WHAT IS EXPECTED:
From the post on presentation skills below, print verbatim the passage that opens with the words containing "Every time I" and closes with "from this talk.".

DOCUMENT EXCERPT:
You don’t have to be theatrical to make a point

Every time I download a talk from I say to myself: “I bet this one will not inspire me or just blow me away”. And almost every time, I am wrong. My expectations keep becoming higher and higher, and still, I am not disappointed. This talk by Juan Enriquez is one of the best I have seen in TED, and that, as you know very well, is a very hard title to claim.

I will let you enjoy the talk as it is, because I am afraid that discussing it, might belittle it. I do, however, want to take the less obvious path and try to learn something about presentation skills from this talk.

A few weeks ago I wrote here that there is no “one right way” to give a presentation. Enriquez, in this talk, violates many of the most important rules of presentations. He is monotonic, he does not use his voice to confer his message and generally he transmits a feeling of boredom. His closing is lacking, both in rigour and in connection to the beginning of the speech. And still, I think his point is well taken. Which means, that you don’t have to magnificently control all the skills of “public speaking” in order to give a great presentation.

MATERIAL PROVIDED:
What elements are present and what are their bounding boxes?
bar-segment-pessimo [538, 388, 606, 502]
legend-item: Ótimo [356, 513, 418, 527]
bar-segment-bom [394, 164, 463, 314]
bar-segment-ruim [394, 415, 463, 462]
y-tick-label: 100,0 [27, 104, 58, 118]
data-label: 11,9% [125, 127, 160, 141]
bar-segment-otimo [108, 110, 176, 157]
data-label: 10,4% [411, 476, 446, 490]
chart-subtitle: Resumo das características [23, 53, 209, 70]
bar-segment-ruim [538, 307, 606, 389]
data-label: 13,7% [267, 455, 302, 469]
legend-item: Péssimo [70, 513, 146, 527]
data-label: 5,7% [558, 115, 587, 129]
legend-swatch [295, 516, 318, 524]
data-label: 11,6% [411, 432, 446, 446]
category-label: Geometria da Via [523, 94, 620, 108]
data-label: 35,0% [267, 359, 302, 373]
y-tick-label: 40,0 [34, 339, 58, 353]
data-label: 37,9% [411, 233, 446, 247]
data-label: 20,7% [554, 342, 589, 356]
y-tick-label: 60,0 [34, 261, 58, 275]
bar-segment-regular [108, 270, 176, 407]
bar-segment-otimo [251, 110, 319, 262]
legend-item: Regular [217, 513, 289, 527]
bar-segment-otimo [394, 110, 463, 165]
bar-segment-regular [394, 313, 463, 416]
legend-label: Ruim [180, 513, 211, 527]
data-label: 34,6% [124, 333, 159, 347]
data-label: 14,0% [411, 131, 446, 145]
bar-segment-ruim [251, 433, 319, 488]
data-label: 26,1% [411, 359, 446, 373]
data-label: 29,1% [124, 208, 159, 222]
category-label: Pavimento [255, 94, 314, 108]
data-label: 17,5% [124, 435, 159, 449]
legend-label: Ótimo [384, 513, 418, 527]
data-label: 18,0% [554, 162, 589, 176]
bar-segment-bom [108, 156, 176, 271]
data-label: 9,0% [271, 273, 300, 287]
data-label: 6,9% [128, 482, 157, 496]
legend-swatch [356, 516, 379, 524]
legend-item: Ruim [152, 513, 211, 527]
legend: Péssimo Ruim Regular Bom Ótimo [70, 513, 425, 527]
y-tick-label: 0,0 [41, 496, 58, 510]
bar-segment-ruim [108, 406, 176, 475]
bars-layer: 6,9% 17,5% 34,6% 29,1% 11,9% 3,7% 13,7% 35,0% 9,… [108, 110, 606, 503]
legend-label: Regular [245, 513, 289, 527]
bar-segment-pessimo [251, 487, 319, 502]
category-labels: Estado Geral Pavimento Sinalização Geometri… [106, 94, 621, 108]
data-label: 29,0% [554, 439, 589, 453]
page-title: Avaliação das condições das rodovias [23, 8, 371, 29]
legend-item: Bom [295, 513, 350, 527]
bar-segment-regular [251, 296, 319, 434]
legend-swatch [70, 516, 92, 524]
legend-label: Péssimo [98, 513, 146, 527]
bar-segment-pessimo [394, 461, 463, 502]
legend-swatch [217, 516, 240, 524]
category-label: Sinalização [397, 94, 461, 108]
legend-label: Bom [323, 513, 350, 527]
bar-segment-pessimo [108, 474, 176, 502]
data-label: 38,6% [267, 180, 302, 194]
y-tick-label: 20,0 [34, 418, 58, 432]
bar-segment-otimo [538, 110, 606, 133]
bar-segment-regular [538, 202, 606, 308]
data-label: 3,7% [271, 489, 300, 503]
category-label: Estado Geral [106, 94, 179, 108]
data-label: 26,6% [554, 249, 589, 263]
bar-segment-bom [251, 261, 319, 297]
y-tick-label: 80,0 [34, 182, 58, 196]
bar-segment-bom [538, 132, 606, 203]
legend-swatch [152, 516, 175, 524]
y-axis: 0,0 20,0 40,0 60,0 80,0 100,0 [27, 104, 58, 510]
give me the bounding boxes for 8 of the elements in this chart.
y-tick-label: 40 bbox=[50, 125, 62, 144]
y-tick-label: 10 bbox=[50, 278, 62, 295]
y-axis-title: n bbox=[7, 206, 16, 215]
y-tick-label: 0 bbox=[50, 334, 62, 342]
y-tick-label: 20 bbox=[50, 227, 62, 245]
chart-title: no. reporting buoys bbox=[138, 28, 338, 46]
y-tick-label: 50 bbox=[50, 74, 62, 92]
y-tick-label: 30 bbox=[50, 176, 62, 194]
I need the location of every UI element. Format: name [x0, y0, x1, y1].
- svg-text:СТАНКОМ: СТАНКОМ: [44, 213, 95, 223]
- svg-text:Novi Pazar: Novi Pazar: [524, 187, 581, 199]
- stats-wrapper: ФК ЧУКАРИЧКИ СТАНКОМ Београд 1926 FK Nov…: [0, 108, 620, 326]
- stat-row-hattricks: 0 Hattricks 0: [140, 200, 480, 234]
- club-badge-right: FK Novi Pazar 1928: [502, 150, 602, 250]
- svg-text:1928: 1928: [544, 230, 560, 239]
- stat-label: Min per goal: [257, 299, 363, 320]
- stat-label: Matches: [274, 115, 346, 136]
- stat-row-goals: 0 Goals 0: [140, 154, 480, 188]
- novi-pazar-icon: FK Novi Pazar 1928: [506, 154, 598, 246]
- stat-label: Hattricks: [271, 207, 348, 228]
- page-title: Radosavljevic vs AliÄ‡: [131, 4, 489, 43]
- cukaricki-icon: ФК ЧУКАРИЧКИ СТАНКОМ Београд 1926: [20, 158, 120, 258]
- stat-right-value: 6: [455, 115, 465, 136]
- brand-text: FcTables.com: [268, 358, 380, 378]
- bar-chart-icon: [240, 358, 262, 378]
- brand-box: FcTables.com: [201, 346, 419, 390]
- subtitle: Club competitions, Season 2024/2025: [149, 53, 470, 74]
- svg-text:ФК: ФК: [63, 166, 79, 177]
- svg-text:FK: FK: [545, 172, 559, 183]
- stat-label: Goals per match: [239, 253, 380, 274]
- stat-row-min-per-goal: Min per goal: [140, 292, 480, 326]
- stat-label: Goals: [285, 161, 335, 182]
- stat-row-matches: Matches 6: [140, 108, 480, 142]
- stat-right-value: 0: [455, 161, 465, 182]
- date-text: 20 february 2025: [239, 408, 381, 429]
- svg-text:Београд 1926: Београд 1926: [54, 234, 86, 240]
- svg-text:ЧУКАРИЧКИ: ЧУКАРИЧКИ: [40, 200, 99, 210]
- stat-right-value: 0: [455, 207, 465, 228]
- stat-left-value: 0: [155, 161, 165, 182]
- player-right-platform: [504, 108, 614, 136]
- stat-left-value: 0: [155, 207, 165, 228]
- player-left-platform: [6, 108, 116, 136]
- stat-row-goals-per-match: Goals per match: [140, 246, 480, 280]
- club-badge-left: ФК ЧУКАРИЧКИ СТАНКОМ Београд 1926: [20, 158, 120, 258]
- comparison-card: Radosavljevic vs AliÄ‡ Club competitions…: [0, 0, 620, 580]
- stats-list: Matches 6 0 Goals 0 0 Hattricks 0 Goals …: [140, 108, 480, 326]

PROBLEM SOLUTION:
Every time I download a talk from I say to myself: “I bet this one will not inspire me or just blow me away”. And almost every time, I am wrong. My expectations keep becoming higher and higher, and still, I am not disappointed. This talk by Juan Enriquez is one of the best I have seen in TED, and that, as you know very well, is a very hard title to claim.

I will let you enjoy the talk as it is, because I am afraid that discussing it, might belittle it. I do, however, want to take the less obvious path and try to learn something about presentation skills from this talk.